(Stored records)

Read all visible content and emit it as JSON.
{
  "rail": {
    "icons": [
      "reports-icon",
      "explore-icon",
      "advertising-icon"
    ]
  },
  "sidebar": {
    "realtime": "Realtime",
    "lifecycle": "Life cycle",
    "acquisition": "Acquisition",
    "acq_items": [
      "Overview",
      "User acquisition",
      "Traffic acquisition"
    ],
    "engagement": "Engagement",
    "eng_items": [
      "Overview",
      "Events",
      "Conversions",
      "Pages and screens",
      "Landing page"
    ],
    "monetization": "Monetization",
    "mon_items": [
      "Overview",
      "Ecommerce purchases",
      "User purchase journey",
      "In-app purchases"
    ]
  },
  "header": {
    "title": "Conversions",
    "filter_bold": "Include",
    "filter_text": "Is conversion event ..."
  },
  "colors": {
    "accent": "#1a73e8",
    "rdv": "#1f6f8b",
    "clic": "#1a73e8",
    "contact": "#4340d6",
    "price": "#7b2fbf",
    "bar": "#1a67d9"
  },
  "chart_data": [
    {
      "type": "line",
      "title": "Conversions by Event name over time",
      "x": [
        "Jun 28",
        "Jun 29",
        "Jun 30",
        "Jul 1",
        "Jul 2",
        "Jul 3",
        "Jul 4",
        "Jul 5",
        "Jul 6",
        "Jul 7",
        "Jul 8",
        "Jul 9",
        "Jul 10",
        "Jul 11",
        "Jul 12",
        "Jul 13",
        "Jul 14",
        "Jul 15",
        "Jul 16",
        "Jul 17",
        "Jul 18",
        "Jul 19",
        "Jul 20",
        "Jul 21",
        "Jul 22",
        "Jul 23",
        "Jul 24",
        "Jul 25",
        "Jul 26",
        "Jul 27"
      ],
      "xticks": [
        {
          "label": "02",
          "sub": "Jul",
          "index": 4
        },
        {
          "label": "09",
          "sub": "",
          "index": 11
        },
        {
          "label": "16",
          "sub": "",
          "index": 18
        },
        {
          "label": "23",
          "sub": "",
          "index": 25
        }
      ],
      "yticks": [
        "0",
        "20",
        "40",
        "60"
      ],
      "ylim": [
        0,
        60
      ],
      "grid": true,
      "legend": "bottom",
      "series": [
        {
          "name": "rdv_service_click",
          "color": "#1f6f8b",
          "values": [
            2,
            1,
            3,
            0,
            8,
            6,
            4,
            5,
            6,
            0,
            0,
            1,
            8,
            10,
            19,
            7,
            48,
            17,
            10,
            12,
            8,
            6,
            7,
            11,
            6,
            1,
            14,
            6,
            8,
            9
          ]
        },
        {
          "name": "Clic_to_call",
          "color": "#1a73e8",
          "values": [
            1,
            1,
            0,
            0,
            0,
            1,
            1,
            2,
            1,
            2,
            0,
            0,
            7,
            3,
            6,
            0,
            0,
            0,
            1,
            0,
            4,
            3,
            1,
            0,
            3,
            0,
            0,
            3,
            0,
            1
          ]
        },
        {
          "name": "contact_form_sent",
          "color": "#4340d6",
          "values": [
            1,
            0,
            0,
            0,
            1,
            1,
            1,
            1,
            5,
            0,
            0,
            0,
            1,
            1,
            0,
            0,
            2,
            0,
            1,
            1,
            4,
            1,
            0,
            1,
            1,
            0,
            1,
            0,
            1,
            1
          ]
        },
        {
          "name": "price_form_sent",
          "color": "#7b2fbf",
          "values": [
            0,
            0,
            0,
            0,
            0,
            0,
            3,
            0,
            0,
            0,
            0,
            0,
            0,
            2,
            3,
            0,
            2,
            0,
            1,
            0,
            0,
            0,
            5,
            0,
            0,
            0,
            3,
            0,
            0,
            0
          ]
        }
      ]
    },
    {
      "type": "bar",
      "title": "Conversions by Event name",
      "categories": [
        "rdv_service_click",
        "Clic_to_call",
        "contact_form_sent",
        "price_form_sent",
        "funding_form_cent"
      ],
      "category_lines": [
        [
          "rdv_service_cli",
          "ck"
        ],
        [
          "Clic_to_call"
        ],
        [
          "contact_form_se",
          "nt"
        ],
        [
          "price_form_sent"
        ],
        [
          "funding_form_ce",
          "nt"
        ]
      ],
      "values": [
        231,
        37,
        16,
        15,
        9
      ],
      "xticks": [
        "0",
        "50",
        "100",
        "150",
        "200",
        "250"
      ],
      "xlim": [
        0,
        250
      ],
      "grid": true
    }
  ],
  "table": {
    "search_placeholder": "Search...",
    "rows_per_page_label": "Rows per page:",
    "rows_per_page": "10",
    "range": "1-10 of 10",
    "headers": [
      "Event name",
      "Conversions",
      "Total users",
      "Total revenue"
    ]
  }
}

§ WORK TO BE COMPLETED
Each line of the listing should be echoed back exactly.

§ REPLY TO THE EXERCISE
Read all visible content and emit it as JSON.
{
  "rail": {
    "icons": [
      "reports-icon",
      "explore-icon",
      "advertising-icon"
    ]
  },
  "sidebar": {
    "realtime": "Realtime",
    "lifecycle": "Life cycle",
    "acquisition": "Acquisition",
    "acq_items": [
      "Overview",
      "User acquisition",
      "Traffic acquisition"
    ],
    "engagement": "Engagement",
    "eng_items": [
      "Overview",
      "Events",
      "Conversions",
      "Pages and screens",
      "Landing page"
    ],
    "monetization": "Monetization",
    "mon_items": [
      "Overview",
      "Ecommerce purchases",
      "User purchase journey",
      "In-app purchases"
    ]
  },
  "header": {
    "title": "Conversions",
    "filter_bold": "Include",
    "filter_text": "Is conversion event ..."
  },
  "colors": {
    "accent": "#1a73e8",
    "rdv": "#1f6f8b",
    "clic": "#1a73e8",
    "contact": "#4340d6",
    "price": "#7b2fbf",
    "bar": "#1a67d9"
  },
  "chart_data": [
    {
      "type": "line",
      "title": "Conversions by Event name over time",
      "x": [
        "Jun 28",
        "Jun 29",
        "Jun 30",
        "Jul 1",
        "Jul 2",
        "Jul 3",
        "Jul 4",
        "Jul 5",
        "Jul 6",
        "Jul 7",
        "Jul 8",
        "Jul 9",
        "Jul 10",
        "Jul 11",
        "Jul 12",
        "Jul 13",
        "Jul 14",
        "Jul 15",
        "Jul 16",
        "Jul 17",
        "Jul 18",
        "Jul 19",
        "Jul 20",
        "Jul 21",
        "Jul 22",
        "Jul 23",
        "Jul 24",
        "Jul 25",
        "Jul 26",
        "Jul 27"
      ],
      "xticks": [
        {
          "label": "02",
          "sub": "Jul",
          "index": 4
        },
        {
          "label": "09",
          "sub": "",
          "index": 11
        },
        {
          "label": "16",
          "sub": "",
          "index": 18
        },
        {
          "label": "23",
          "sub": "",
          "index": 25
        }
      ],
      "yticks": [
        "0",
        "20",
        "40",
        "60"
      ],
      "ylim": [
        0,
        60
      ],
      "grid": true,
      "legend": "bottom",
      "series": [
        {
          "name": "rdv_service_click",
          "color": "#1f6f8b",
          "values": [
            2,
            1,
            3,
            0,
            8,
            6,
            4,
            5,
            6,
            0,
            0,
            1,
            8,
            10,
            19,
            7,
            48,
            17,
            10,
            12,
            8,
            6,
            7,
            11,
            6,
            1,
            14,
            6,
            8,
            9
          ]
        },
        {
          "name": "Clic_to_call",
          "color": "#1a73e8",
          "values": [
            1,
            1,
            0,
            0,
            0,
            1,
            1,
            2,
            1,
            2,
            0,
            0,
            7,
            3,
            6,
            0,
            0,
            0,
            1,
            0,
            4,
            3,
            1,
            0,
            3,
            0,
            0,
            3,
            0,
            1
          ]
        },
        {
          "name": "contact_form_sent",
          "color": "#4340d6",
          "values": [
            1,
            0,
            0,
            0,
            1,
            1,
            1,
            1,
            5,
            0,
            0,
            0,
            1,
            1,
            0,
            0,
            2,
            0,
            1,
            1,
            4,
            1,
            0,
            1,
            1,
            0,
            1,
            0,
            1,
            1
          ]
        },
        {
          "name": "price_form_sent",
          "color": "#7b2fbf",
          "values": [
            0,
            0,
            0,
            0,
            0,
            0,
            3,
            0,
            0,
            0,
            0,
            0,
            0,
            2,
            3,
            0,
            2,
            0,
            1,
            0,
            0,
            0,
            5,
            0,
            0,
            0,
            3,
            0,
            0,
            0
          ]
        }
      ]
    },
    {
      "type": "bar",
      "title": "Conversions by Event name",
      "categories": [
        "rdv_service_click",
        "Clic_to_call",
        "contact_form_sent",
        "price_form_sent",
        "funding_form_cent"
      ],
      "category_lines": [
        [
          "rdv_service_cli",
          "ck"
        ],
        [
          "Clic_to_call"
        ],
        [
          "contact_form_se",
          "nt"
        ],
        [
          "price_form_sent"
        ],
        [
          "funding_form_ce",
          "nt"
        ]
      ],
      "values": [
        231,
        37,
        16,
        15,
        9
      ],
      "xticks": [
        "0",
        "50",
        "100",
        "150",
        "200",
        "250"
      ],
      "xlim": [
        0,
        250
      ],
      "grid": true
    }
  ],
  "table": {
    "search_placeholder": "Search...",
    "rows_per_page_label": "Rows per page:",
    "rows_per_page": "10",
    "range": "1-10 of 10",
    "headers": [
      "Event name",
      "Conversions",
      "Total users",
      "Total revenue"
    ]
  }
}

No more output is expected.